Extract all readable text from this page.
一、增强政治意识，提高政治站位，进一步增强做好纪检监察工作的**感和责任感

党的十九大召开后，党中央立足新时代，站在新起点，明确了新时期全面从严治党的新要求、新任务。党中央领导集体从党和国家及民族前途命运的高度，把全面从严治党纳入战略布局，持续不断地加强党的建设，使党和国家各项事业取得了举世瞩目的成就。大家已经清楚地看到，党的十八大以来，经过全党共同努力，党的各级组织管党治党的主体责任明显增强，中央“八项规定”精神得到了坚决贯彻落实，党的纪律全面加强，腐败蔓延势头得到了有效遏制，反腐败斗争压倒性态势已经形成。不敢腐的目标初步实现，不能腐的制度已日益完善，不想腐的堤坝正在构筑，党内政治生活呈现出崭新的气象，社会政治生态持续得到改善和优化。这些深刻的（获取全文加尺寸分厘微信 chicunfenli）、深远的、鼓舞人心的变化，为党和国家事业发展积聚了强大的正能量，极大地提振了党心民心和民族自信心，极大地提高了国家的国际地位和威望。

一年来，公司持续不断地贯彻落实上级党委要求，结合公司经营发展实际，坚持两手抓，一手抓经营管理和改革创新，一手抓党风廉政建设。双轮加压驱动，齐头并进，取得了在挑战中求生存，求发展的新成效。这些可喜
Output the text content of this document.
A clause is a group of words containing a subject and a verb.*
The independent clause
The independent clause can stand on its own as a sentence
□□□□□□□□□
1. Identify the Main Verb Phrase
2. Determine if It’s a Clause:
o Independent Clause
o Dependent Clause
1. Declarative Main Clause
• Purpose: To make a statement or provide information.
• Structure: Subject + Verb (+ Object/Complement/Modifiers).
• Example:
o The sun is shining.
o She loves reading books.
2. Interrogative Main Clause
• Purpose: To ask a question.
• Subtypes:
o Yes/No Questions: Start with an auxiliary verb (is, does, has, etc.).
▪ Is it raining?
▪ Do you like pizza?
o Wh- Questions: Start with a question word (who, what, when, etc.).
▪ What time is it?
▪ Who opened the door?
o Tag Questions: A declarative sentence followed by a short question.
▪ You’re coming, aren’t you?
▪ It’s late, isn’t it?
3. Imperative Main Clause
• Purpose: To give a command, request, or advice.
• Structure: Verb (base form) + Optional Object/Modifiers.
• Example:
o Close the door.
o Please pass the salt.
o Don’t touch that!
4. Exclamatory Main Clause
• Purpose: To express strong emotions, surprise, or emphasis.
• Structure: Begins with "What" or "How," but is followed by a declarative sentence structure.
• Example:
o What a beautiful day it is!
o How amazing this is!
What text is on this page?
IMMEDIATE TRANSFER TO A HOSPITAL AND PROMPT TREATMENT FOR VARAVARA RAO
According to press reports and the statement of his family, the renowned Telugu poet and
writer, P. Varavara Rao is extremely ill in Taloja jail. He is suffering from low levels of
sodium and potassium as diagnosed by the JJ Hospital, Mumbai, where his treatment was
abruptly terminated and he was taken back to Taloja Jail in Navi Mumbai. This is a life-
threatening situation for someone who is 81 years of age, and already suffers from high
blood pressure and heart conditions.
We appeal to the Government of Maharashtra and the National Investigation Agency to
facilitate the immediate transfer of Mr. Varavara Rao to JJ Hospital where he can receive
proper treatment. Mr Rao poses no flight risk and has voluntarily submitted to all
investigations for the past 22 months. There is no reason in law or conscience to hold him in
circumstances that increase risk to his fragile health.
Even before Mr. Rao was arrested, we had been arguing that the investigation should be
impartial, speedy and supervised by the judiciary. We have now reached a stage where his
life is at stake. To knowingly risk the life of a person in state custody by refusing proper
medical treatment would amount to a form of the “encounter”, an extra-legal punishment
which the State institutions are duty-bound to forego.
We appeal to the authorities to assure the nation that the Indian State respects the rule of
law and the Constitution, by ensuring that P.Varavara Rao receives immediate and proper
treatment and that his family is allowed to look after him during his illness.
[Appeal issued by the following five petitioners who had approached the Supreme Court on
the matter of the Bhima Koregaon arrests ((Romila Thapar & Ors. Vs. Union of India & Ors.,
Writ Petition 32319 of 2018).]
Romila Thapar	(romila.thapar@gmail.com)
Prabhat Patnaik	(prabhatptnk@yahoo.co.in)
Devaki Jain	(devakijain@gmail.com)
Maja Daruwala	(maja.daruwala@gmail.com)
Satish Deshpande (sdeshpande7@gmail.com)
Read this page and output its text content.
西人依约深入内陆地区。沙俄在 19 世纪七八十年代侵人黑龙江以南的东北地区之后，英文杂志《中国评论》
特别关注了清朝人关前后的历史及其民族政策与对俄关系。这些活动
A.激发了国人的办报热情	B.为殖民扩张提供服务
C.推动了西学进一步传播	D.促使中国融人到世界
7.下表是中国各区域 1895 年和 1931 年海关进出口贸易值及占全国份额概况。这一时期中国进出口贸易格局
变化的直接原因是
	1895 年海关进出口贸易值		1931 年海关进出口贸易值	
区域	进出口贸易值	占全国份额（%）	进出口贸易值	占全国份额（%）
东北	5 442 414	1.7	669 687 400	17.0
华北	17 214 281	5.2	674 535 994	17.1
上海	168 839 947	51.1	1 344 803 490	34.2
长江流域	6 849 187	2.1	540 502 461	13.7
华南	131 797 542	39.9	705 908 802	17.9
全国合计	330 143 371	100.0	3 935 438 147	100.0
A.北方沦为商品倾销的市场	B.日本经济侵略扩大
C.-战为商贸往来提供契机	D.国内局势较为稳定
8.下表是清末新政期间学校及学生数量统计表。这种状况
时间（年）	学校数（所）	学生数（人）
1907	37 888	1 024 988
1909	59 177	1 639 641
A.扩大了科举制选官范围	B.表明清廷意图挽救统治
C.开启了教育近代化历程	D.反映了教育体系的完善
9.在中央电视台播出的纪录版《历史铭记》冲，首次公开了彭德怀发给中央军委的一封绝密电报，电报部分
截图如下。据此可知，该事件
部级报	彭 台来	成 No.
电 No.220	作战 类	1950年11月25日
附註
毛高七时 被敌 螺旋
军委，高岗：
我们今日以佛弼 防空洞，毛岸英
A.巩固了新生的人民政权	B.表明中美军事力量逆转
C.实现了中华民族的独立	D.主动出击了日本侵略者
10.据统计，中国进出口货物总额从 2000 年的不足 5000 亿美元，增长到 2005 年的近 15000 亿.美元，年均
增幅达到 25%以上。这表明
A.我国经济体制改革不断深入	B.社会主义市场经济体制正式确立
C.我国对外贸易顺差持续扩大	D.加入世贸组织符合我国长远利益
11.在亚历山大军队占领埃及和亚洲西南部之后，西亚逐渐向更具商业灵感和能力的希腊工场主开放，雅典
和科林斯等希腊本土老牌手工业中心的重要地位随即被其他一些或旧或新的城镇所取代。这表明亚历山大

• [STATED PROBLEM]: Print out the whole listing exactly as it appears.

• [OUTPUT FOR THIS TASK]:
Extract all readable text from this page.
一、增强政治意识，提高政治站位，进一步增强做好纪检监察工作的**感和责任感

党的十九大召开后，党中央立足新时代，站在新起点，明确了新时期全面从严治党的新要求、新任务。党中央领导集体从党和国家及民族前途命运的高度，把全面从严治党纳入战略布局，持续不断地加强党的建设，使党和国家各项事业取得了举世瞩目的成就。大家已经清楚地看到，党的十八大以来，经过全党共同努力，党的各级组织管党治党的主体责任明显增强，中央“八项规定”精神得到了坚决贯彻落实，党的纪律全面加强，腐败蔓延势头得到了有效遏制，反腐败斗争压倒性态势已经形成。不敢腐的目标初步实现，不能腐的制度已日益完善，不想腐的堤坝正在构筑，党内政治生活呈现出崭新的气象，社会政治生态持续得到改善和优化。这些深刻的（获取全文加尺寸分厘微信 chicunfenli）、深远的、鼓舞人心的变化，为党和国家事业发展积聚了强大的正能量，极大地提振了党心民心和民族自信心，极大地提高了国家的国际地位和威望。

一年来，公司持续不断地贯彻落实上级党委要求，结合公司经营发展实际，坚持两手抓，一手抓经营管理和改革创新，一手抓党风廉政建设。双轮加压驱动，齐头并进，取得了在挑战中求生存，求发展的新成效。这些可喜
Output the text content of this document.
A clause is a group of words containing a subject and a verb.*
The independent clause
The independent clause can stand on its own as a sentence
□□□□□□□□□
1. Identify the Main Verb Phrase
2. Determine if It’s a Clause:
o Independent Clause
o Dependent Clause
1. Declarative Main Clause
• Purpose: To make a statement or provide information.
• Structure: Subject + Verb (+ Object/Complement/Modifiers).
• Example:
o The sun is shining.
o She loves reading books.
2. Interrogative Main Clause
• Purpose: To ask a question.
• Subtypes:
o Yes/No Questions: Start with an auxiliary verb (is, does, has, etc.).
▪ Is it raining?
▪ Do you like pizza?
o Wh- Questions: Start with a question word (who, what, when, etc.).
▪ What time is it?
▪ Who opened the door?
o Tag Questions: A declarative sentence followed by a short question.
▪ You’re coming, aren’t you?
▪ It’s late, isn’t it?
3. Imperative Main Clause
• Purpose: To give a command, request, or advice.
• Structure: Verb (base form) + Optional Object/Modifiers.
• Example:
o Close the door.
o Please pass the salt.
o Don’t touch that!
4. Exclamatory Main Clause
• Purpose: To express strong emotions, surprise, or emphasis.
• Structure: Begins with "What" or "How," but is followed by a declarative sentence structure.
• Example:
o What a beautiful day it is!
o How amazing this is!
What text is on this page?
IMMEDIATE TRANSFER TO A HOSPITAL AND PROMPT TREATMENT FOR VARAVARA RAO
According to press reports and the statement of his family, the renowned Telugu poet and
writer, P. Varavara Rao is extremely ill in Taloja jail. He is suffering from low levels of
sodium and potassium as diagnosed by the JJ Hospital, Mumbai, where his treatment was
abruptly terminated and he was taken back to Taloja Jail in Navi Mumbai. This is a life-
threatening situation for someone who is 81 years of age, and already suffers from high
blood pressure and heart conditions.
We appeal to the Government of Maharashtra and the National Investigation Agency to
facilitate the immediate transfer of Mr. Varavara Rao to JJ Hospital where he can receive
proper treatment. Mr Rao poses no flight risk and has voluntarily submitted to all
investigations for the past 22 months. There is no reason in law or conscience to hold him in
circumstances that increase risk to his fragile health.
Even before Mr. Rao was arrested, we had been arguing that the investigation should be
impartial, speedy and supervised by the judiciary. We have now reached a stage where his
life is at stake. To knowingly risk the life of a person in state custody by refusing proper
medical treatment would amount to a form of the “encounter”, an extra-legal punishment
which the State institutions are duty-bound to forego.
We appeal to the authorities to assure the nation that the Indian State respects the rule of
law and the Constitution, by ensuring that P.Varavara Rao receives immediate and proper
treatment and that his family is allowed to look after him during his illness.
[Appeal issued by the following five petitioners who had approached the Supreme Court on
the matter of the Bhima Koregaon arrests ((Romila Thapar & Ors. Vs. Union of India & Ors.,
Writ Petition 32319 of 2018).]
Romila Thapar	(romila.thapar@gmail.com)
Prabhat Patnaik	(prabhatptnk@yahoo.co.in)
Devaki Jain	(devakijain@gmail.com)
Maja Daruwala	(maja.daruwala@gmail.com)
Satish Deshpande (sdeshpande7@gmail.com)
Read this page and output its text content.
西人依约深入内陆地区。沙俄在 19 世纪七八十年代侵人黑龙江以南的东北地区之后，英文杂志《中国评论》
特别关注了清朝人关前后的历史及其民族政策与对俄关系。这些活动
A.激发了国人的办报热情	B.为殖民扩张提供服务
C.推动了西学进一步传播	D.促使中国融人到世界
7.下表是中国各区域 1895 年和 1931 年海关进出口贸易值及占全国份额概况。这一时期中国进出口贸易格局
变化的直接原因是
	1895 年海关进出口贸易值		1931 年海关进出口贸易值	
区域	进出口贸易值	占全国份额（%）	进出口贸易值	占全国份额（%）
东北	5 442 414	1.7	669 687 400	17.0
华北	17 214 281	5.2	674 535 994	17.1
上海	168 839 947	51.1	1 344 803 490	34.2
长江流域	6 849 187	2.1	540 502 461	13.7
华南	131 797 542	39.9	705 908 802	17.9
全国合计	330 143 371	100.0	3 935 438 147	100.0
A.北方沦为商品倾销的市场	B.日本经济侵略扩大
C.-战为商贸往来提供契机	D.国内局势较为稳定
8.下表是清末新政期间学校及学生数量统计表。这种状况
时间（年）	学校数（所）	学生数（人）
1907	37 888	1 024 988
1909	59 177	1 639 641
A.扩大了科举制选官范围	B.表明清廷意图挽救统治
C.开启了教育近代化历程	D.反映了教育体系的完善
9.在中央电视台播出的纪录版《历史铭记》冲，首次公开了彭德怀发给中央军委的一封绝密电报，电报部分
截图如下。据此可知，该事件
部级报	彭 台来	成 No.
电 No.220	作战 类	1950年11月25日
附註
毛高七时 被敌 螺旋
军委，高岗：
我们今日以佛弼 防空洞，毛岸英
A.巩固了新生的人民政权	B.表明中美军事力量逆转
C.实现了中华民族的独立	D.主动出击了日本侵略者
10.据统计，中国进出口货物总额从 2000 年的不足 5000 亿美元，增长到 2005 年的近 15000 亿.美元，年均
增幅达到 25%以上。这表明
A.我国经济体制改革不断深入	B.社会主义市场经济体制正式确立
C.我国对外贸易顺差持续扩大	D.加入世贸组织符合我国长远利益
11.在亚历山大军队占领埃及和亚洲西南部之后，西亚逐渐向更具商业灵感和能力的希腊工场主开放，雅典
和科林斯等希腊本土老牌手工业中心的重要地位随即被其他一些或旧或新的城镇所取代。这表明亚历山大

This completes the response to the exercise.